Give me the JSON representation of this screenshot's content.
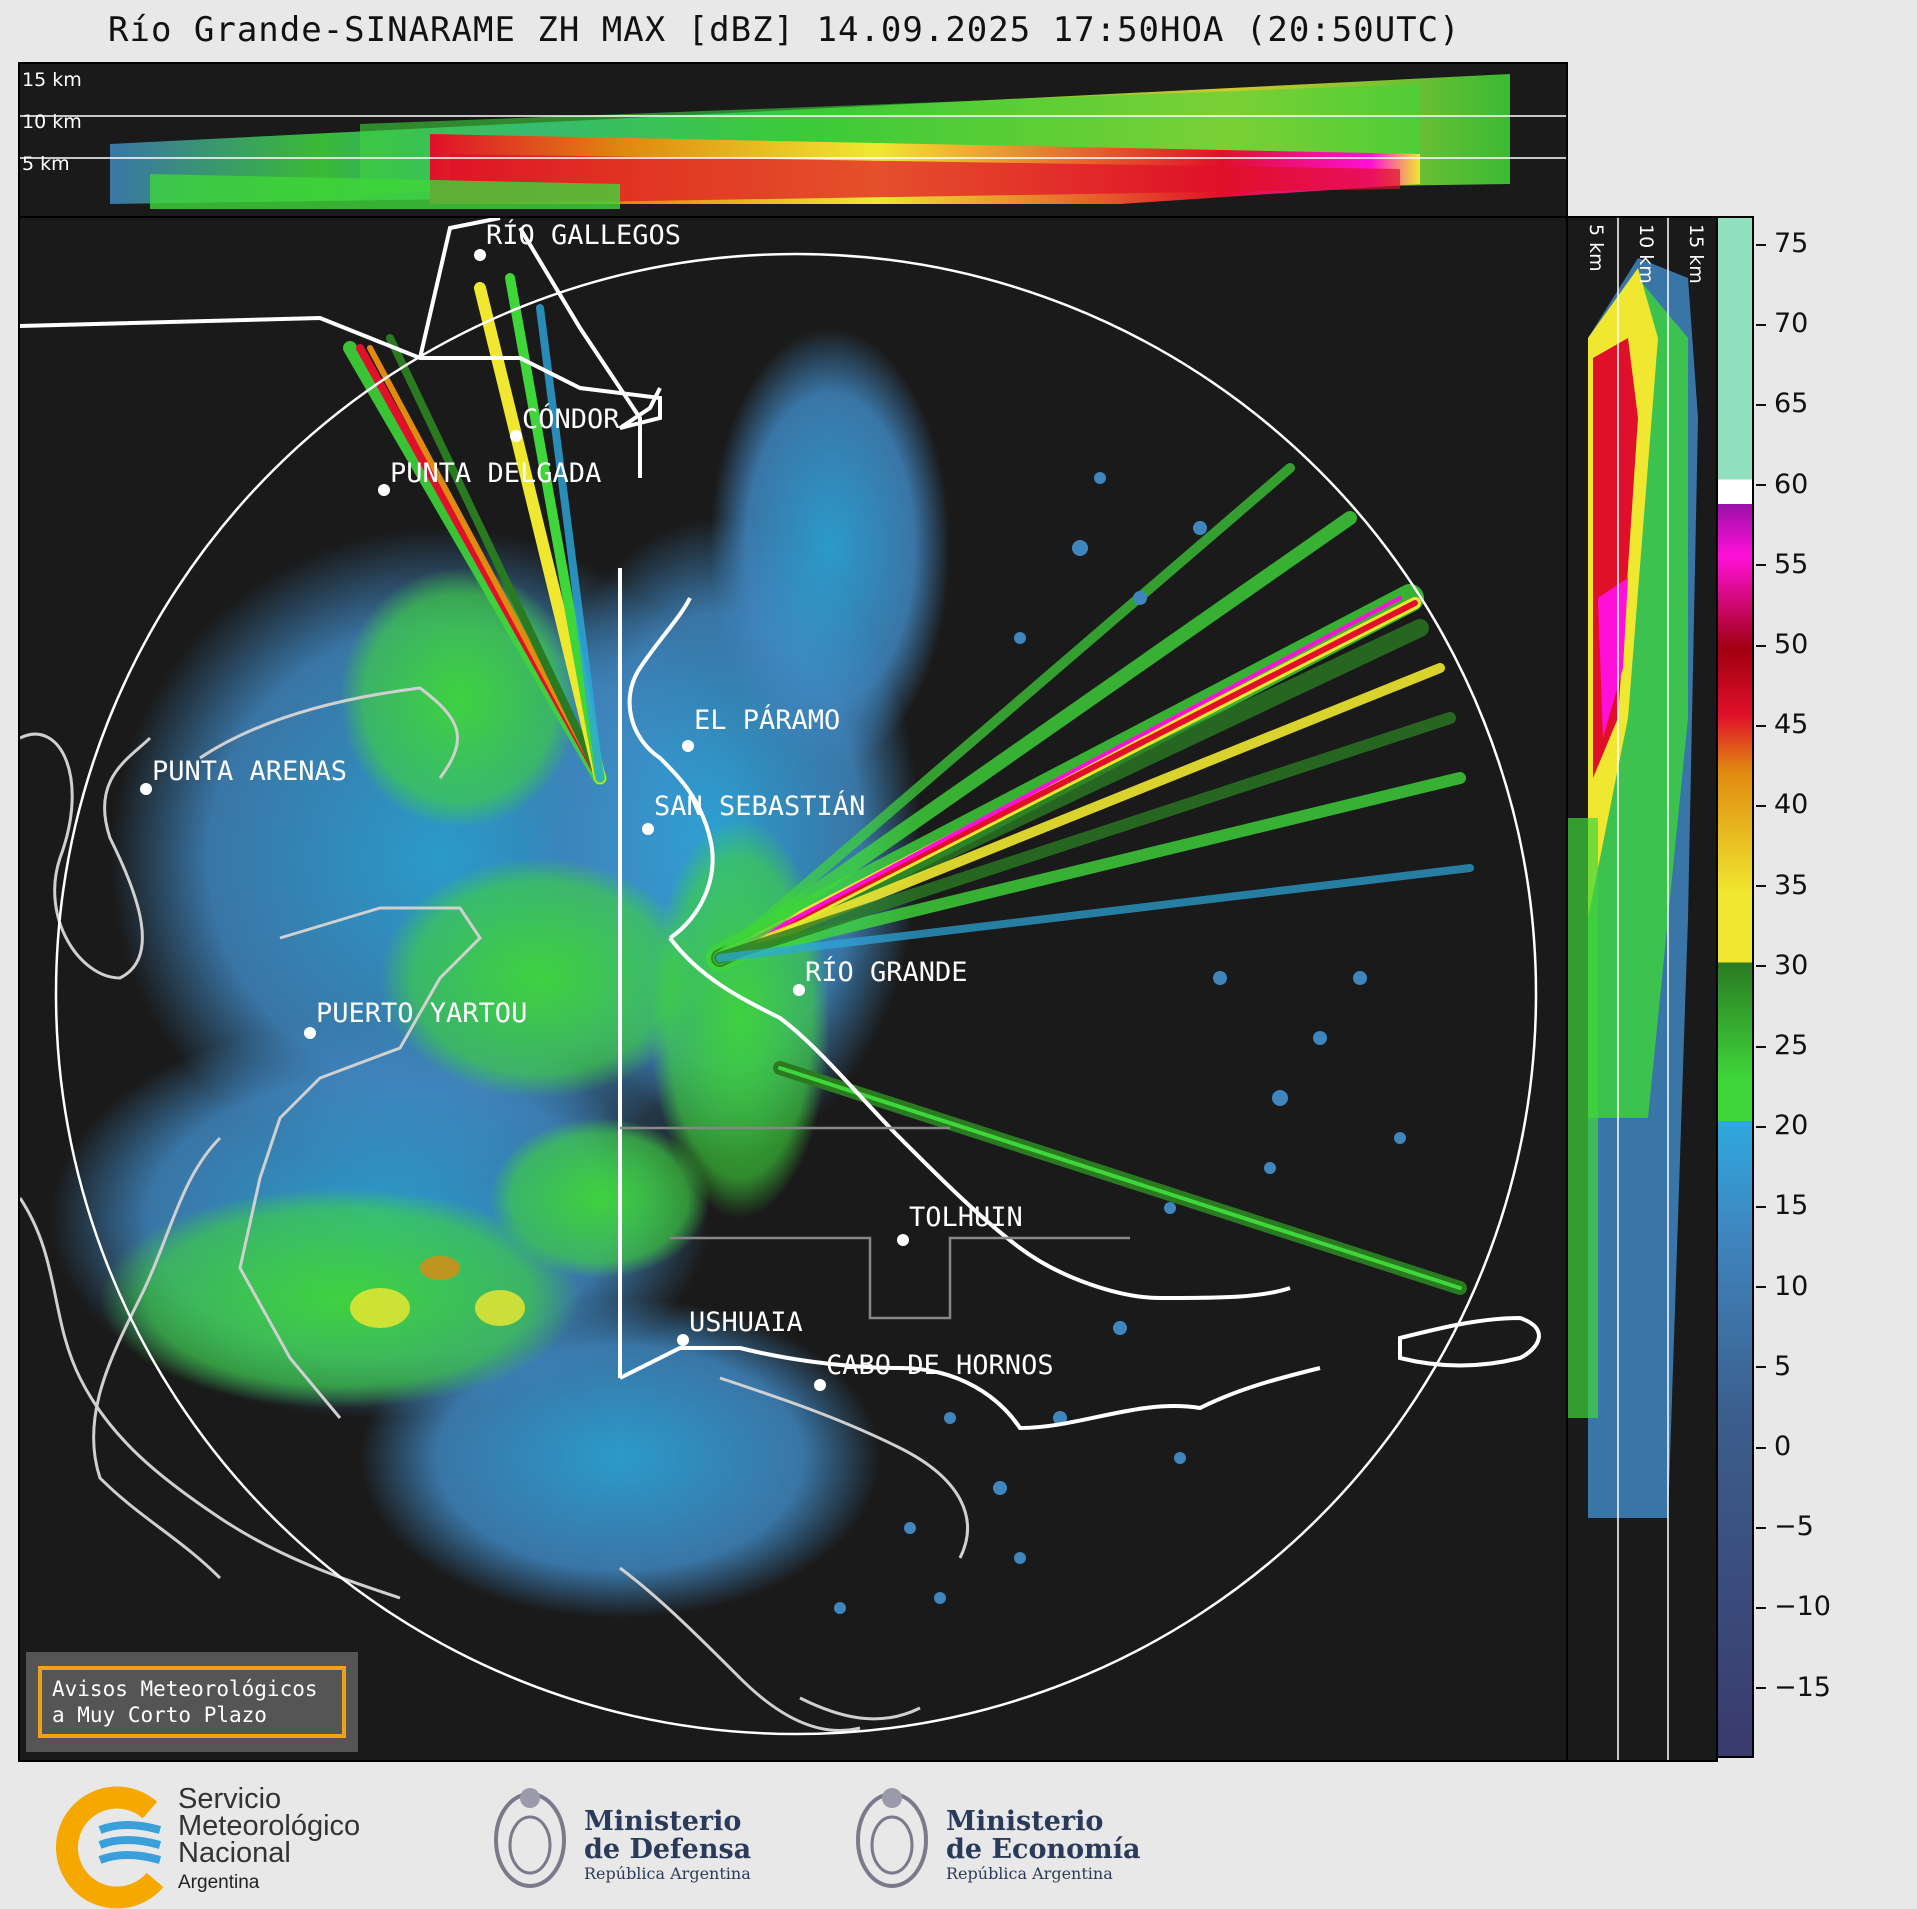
{
  "title": "Río Grande-SINARAME ZH MAX [dBZ] 14.09.2025 17:50HOA (20:50UTC)",
  "top_altitudes": [
    "15 km",
    "10 km",
    "5 km"
  ],
  "side_altitudes": [
    "5 km",
    "10 km",
    "15 km"
  ],
  "cities": [
    {
      "name": "RÍO GALLEGOS"
    },
    {
      "name": "CÓNDOR"
    },
    {
      "name": "PUNTA DELGADA"
    },
    {
      "name": "EL PÁRAMO"
    },
    {
      "name": "PUNTA ARENAS"
    },
    {
      "name": "SAN SEBASTIÁN"
    },
    {
      "name": "RÍO GRANDE"
    },
    {
      "name": "PUERTO YARTOU"
    },
    {
      "name": "TOLHUIN"
    },
    {
      "name": "USHUAIA"
    },
    {
      "name": "CABO DE HORNOS"
    }
  ],
  "colorbar": {
    "ticks": [
      "75",
      "70",
      "65",
      "60",
      "55",
      "50",
      "45",
      "40",
      "35",
      "30",
      "25",
      "20",
      "15",
      "10",
      "5",
      "0",
      "−5",
      "−10",
      "−15"
    ],
    "colors": {
      "very_low": "#3a3a6e",
      "low": "#3b5e8c",
      "blue": "#3f86bf",
      "light_blue": "#2da9de",
      "green": "#3fd63a",
      "dark_green": "#2a7a22",
      "yellow": "#f0e830",
      "orange": "#e08a10",
      "red": "#e0102a",
      "dark_red": "#a00010",
      "magenta": "#ff10d8",
      "purple": "#9a10a8",
      "white": "#ffffff",
      "mint": "#90e0c0"
    }
  },
  "notice": {
    "line1": "Avisos Meteorológicos",
    "line2": "a Muy Corto Plazo"
  },
  "footer": {
    "smn": [
      "Servicio",
      "Meteorológico",
      "Nacional"
    ],
    "smn_country": "Argentina",
    "defensa": {
      "line1": "Ministerio",
      "line2": "de Defensa",
      "sub": "República Argentina"
    },
    "economia": {
      "line1": "Ministerio",
      "line2": "de Economía",
      "sub": "República Argentina"
    }
  }
}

++++++++

# Stated task:
Write the entries above out in full, exactly, with no images.

# Answer to this problem:
Give me the JSON representation of this screenshot's content.
{
  "title": "Río Grande-SINARAME ZH MAX [dBZ] 14.09.2025 17:50HOA (20:50UTC)",
  "top_altitudes": [
    "15 km",
    "10 km",
    "5 km"
  ],
  "side_altitudes": [
    "5 km",
    "10 km",
    "15 km"
  ],
  "cities": [
    {
      "name": "RÍO GALLEGOS"
    },
    {
      "name": "CÓNDOR"
    },
    {
      "name": "PUNTA DELGADA"
    },
    {
      "name": "EL PÁRAMO"
    },
    {
      "name": "PUNTA ARENAS"
    },
    {
      "name": "SAN SEBASTIÁN"
    },
    {
      "name": "RÍO GRANDE"
    },
    {
      "name": "PUERTO YARTOU"
    },
    {
      "name": "TOLHUIN"
    },
    {
      "name": "USHUAIA"
    },
    {
      "name": "CABO DE HORNOS"
    }
  ],
  "colorbar": {
    "ticks": [
      "75",
      "70",
      "65",
      "60",
      "55",
      "50",
      "45",
      "40",
      "35",
      "30",
      "25",
      "20",
      "15",
      "10",
      "5",
      "0",
      "−5",
      "−10",
      "−15"
    ],
    "colors": {
      "very_low": "#3a3a6e",
      "low": "#3b5e8c",
      "blue": "#3f86bf",
      "light_blue": "#2da9de",
      "green": "#3fd63a",
      "dark_green": "#2a7a22",
      "yellow": "#f0e830",
      "orange": "#e08a10",
      "red": "#e0102a",
      "dark_red": "#a00010",
      "magenta": "#ff10d8",
      "purple": "#9a10a8",
      "white": "#ffffff",
      "mint": "#90e0c0"
    }
  },
  "notice": {
    "line1": "Avisos Meteorológicos",
    "line2": "a Muy Corto Plazo"
  },
  "footer": {
    "smn": [
      "Servicio",
      "Meteorológico",
      "Nacional"
    ],
    "smn_country": "Argentina",
    "defensa": {
      "line1": "Ministerio",
      "line2": "de Defensa",
      "sub": "República Argentina"
    },
    "economia": {
      "line1": "Ministerio",
      "line2": "de Economía",
      "sub": "República Argentina"
    }
  }
}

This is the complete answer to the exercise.